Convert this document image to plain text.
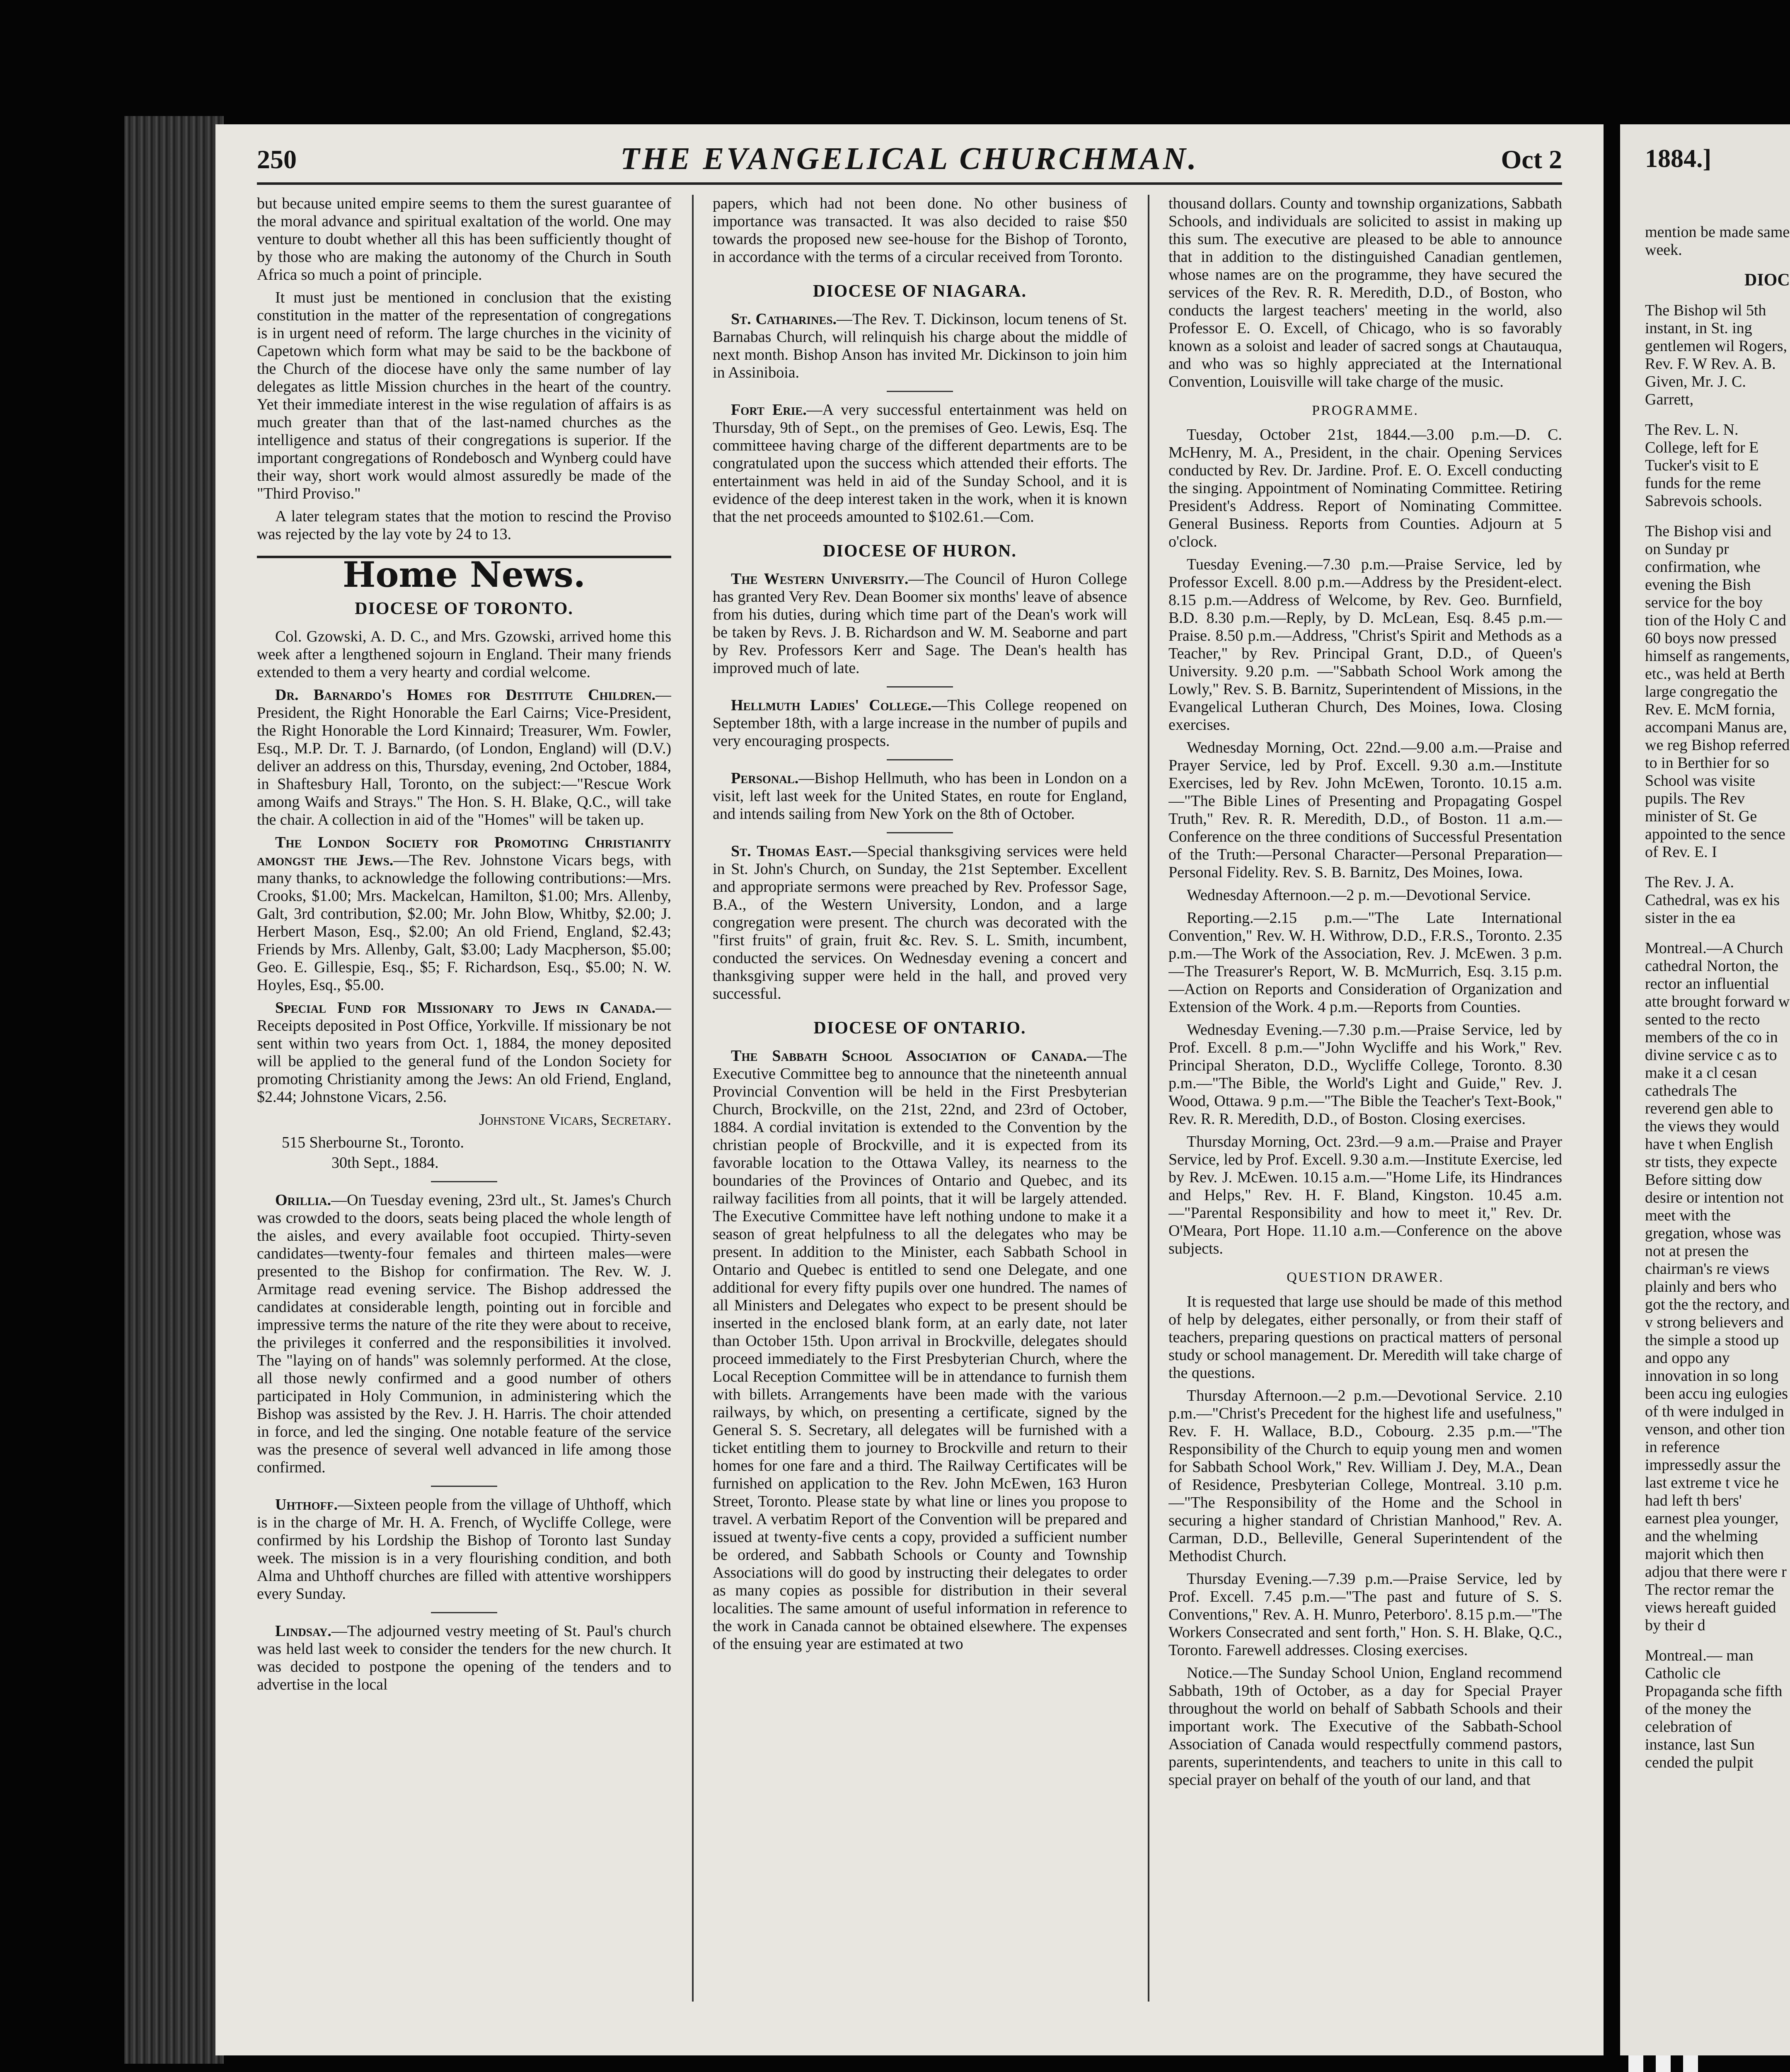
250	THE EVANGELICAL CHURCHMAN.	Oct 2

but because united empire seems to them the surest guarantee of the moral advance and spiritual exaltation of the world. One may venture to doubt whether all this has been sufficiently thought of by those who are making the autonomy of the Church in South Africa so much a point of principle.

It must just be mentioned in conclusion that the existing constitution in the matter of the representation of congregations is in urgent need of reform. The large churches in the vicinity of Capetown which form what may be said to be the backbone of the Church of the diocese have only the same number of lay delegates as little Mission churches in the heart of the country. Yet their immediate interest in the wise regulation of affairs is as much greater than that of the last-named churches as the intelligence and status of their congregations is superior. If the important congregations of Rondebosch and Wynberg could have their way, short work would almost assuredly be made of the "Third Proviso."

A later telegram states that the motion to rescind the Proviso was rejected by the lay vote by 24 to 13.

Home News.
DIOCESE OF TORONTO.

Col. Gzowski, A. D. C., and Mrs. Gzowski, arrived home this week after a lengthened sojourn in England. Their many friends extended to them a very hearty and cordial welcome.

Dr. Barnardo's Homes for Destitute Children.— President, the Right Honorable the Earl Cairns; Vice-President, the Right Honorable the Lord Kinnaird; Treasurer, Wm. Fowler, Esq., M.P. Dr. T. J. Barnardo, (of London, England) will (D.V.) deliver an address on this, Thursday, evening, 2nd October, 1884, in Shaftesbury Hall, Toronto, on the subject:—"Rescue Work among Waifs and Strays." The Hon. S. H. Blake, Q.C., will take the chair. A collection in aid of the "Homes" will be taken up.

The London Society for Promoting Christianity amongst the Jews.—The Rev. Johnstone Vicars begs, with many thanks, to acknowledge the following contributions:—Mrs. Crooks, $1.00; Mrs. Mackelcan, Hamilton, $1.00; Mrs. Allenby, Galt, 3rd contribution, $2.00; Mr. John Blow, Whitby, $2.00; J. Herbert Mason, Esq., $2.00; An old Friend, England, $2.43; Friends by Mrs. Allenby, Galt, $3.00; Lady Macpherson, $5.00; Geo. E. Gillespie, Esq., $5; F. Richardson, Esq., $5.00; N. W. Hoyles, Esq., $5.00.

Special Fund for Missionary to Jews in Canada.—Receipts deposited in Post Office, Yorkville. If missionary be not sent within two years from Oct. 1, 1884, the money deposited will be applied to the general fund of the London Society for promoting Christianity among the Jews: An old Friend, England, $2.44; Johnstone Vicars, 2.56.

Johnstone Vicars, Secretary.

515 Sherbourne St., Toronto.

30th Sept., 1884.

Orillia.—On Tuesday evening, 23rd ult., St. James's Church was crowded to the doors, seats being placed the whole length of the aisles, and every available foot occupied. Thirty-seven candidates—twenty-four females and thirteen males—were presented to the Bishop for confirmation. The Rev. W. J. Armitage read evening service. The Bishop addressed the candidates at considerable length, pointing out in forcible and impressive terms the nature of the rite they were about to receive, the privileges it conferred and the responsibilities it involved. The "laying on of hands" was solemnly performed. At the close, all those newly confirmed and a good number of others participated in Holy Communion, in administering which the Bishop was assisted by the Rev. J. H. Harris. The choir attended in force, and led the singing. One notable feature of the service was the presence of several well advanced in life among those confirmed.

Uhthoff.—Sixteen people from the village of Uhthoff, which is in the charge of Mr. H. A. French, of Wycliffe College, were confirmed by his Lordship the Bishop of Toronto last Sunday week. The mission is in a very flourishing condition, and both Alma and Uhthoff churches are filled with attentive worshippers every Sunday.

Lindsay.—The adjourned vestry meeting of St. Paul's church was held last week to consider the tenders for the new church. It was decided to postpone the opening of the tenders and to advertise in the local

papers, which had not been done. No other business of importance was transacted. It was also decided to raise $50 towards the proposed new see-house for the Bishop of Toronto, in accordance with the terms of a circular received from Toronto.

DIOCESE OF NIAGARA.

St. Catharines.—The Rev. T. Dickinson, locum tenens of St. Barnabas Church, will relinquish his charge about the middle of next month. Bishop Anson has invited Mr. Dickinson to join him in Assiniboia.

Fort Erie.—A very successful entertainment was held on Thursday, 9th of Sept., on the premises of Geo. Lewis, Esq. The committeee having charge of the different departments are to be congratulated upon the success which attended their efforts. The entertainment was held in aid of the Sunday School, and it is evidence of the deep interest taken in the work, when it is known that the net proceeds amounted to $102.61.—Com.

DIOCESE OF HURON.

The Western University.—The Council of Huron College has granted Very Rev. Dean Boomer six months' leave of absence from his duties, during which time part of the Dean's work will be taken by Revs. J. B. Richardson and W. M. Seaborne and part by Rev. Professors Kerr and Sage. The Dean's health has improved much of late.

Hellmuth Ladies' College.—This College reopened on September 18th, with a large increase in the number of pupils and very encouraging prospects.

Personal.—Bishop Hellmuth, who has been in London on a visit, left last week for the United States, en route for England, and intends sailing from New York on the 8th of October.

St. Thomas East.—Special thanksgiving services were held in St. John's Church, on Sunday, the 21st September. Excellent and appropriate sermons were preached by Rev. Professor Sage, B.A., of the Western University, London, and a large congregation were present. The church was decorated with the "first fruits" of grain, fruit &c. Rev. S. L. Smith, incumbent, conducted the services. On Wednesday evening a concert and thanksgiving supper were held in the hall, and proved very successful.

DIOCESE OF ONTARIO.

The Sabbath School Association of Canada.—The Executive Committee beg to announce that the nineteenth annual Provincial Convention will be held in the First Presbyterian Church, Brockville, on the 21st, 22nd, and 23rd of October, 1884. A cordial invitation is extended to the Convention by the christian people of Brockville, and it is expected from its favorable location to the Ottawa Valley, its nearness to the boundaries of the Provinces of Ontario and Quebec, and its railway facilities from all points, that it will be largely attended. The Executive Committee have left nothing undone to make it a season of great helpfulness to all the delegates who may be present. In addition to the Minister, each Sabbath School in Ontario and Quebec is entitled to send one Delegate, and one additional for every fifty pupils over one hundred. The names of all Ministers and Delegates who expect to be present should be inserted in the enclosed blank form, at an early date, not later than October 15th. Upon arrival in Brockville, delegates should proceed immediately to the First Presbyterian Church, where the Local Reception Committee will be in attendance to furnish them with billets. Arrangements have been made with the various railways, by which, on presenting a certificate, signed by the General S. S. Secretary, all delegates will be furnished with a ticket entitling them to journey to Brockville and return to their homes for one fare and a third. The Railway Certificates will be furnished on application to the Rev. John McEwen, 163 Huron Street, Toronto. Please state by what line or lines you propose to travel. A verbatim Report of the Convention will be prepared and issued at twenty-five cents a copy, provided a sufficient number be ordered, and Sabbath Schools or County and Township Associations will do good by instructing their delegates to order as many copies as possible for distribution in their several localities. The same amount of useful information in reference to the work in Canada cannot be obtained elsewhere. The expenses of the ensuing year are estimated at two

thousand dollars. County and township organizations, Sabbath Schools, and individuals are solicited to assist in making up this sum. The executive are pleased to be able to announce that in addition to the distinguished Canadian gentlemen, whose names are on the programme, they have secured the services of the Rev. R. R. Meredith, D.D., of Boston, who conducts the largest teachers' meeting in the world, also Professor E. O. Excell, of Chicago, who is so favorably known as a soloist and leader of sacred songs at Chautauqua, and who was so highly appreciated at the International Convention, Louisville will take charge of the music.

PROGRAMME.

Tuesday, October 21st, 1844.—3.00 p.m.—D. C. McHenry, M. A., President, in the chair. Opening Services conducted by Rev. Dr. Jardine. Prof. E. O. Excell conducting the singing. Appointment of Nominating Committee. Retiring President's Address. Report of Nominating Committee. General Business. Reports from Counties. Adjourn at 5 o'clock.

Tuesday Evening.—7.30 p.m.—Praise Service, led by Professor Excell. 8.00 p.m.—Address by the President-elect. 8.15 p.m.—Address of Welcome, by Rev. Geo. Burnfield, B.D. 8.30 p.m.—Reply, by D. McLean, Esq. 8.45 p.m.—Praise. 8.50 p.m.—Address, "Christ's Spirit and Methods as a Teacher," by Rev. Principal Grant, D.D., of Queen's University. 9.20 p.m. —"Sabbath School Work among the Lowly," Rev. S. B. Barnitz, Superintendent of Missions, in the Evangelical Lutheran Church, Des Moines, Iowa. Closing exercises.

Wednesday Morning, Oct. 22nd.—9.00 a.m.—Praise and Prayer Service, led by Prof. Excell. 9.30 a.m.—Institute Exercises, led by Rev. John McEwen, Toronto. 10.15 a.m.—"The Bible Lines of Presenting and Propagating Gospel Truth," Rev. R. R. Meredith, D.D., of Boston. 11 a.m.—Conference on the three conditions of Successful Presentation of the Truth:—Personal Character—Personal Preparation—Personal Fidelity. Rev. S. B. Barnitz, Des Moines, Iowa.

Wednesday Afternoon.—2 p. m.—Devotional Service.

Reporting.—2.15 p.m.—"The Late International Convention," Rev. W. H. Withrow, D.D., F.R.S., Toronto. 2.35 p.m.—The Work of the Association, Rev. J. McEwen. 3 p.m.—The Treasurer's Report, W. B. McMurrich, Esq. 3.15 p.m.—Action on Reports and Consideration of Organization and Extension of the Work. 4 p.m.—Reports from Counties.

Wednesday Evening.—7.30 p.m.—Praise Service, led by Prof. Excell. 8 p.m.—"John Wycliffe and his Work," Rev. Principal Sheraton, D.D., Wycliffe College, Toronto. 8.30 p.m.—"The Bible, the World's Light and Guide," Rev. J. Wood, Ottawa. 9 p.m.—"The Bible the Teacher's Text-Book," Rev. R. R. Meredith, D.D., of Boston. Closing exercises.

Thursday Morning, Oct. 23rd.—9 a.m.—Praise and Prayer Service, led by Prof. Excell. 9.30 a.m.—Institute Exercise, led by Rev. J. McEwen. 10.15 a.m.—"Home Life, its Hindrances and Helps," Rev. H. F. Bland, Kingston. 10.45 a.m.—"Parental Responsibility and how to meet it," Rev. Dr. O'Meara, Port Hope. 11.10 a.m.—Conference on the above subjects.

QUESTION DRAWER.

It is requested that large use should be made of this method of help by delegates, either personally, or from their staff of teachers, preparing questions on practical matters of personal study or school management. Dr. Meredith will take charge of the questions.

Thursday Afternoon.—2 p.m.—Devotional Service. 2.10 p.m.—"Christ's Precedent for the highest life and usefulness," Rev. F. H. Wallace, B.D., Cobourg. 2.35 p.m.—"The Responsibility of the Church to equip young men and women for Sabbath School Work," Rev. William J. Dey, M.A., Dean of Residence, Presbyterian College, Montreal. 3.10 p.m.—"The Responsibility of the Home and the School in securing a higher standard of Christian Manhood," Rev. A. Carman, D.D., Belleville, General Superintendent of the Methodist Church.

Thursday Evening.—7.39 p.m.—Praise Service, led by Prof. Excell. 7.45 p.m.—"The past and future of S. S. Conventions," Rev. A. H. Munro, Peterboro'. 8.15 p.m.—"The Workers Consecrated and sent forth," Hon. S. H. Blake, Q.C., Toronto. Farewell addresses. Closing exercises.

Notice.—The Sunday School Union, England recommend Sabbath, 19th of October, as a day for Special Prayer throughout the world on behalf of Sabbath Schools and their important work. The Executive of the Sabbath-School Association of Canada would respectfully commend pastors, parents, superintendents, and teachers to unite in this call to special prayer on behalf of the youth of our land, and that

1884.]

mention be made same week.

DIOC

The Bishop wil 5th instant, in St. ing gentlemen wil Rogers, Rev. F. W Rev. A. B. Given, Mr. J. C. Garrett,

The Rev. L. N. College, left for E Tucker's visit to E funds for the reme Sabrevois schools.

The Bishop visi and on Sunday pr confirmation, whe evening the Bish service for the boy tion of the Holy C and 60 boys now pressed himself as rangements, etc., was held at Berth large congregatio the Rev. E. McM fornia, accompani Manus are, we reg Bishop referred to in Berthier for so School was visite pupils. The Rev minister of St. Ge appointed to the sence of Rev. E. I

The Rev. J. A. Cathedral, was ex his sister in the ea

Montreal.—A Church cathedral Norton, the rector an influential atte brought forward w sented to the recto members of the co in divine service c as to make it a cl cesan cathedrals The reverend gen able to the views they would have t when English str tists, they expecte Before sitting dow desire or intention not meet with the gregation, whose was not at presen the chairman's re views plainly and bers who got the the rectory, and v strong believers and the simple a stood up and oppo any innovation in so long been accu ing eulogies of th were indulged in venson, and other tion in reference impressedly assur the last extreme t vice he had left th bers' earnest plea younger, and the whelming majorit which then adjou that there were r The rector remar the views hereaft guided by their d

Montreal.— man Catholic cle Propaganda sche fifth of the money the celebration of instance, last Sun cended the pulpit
* * *
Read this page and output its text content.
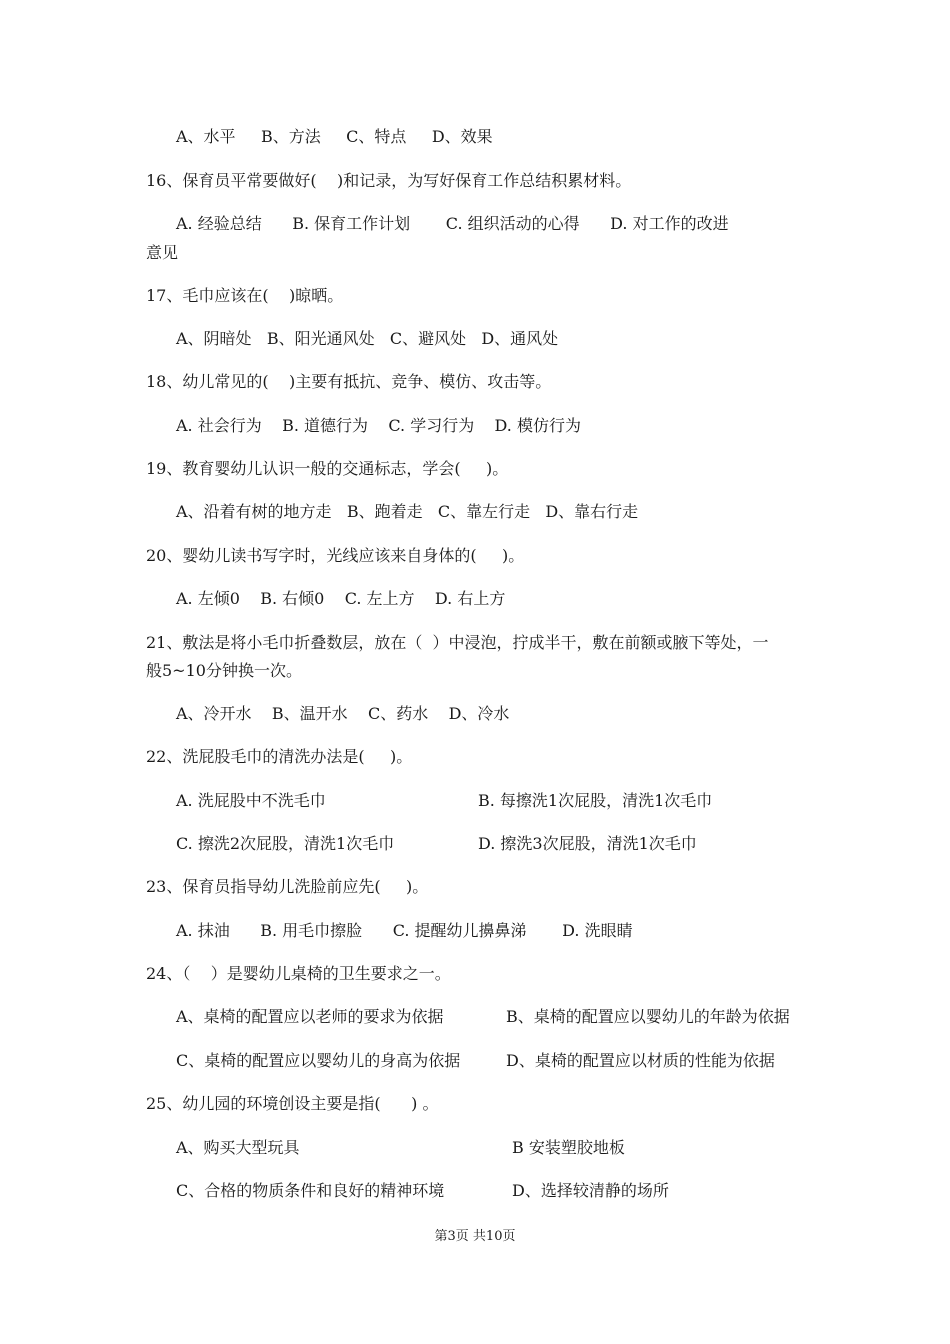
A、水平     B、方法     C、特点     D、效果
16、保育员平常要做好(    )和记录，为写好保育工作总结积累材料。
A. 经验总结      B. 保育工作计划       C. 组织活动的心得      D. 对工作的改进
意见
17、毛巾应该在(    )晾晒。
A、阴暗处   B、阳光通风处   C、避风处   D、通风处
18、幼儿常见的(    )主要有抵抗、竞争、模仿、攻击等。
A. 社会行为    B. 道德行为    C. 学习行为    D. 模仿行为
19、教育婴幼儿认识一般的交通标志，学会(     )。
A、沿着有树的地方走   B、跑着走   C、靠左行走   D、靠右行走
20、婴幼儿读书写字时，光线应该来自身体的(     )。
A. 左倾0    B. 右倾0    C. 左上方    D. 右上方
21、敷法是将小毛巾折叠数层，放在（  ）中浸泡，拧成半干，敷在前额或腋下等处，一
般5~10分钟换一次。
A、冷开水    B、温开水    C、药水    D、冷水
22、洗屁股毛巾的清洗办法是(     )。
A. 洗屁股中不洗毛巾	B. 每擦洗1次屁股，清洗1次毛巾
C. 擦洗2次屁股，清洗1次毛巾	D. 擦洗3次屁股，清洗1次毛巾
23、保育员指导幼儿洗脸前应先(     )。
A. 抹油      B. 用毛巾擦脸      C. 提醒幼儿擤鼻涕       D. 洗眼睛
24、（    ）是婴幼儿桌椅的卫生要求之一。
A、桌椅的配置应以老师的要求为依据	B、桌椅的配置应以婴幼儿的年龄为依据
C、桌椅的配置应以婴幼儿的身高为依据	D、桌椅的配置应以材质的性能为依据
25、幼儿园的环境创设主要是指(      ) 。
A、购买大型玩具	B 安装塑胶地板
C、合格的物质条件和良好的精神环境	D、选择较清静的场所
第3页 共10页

EXERCISE PROMPT - Check every line of the data above for the string "Hellmuth", and copy those that have it.

RESULT -
Hellmuth Ladies' College.—This College reopened on September 18th, with a large increase in the number of pupils and very encouraging prospects.
Personal.—Bishop Hellmuth, who has been in London on a visit, left last week for the United States, en route for England, and intends sailing from New York on the 8th of October.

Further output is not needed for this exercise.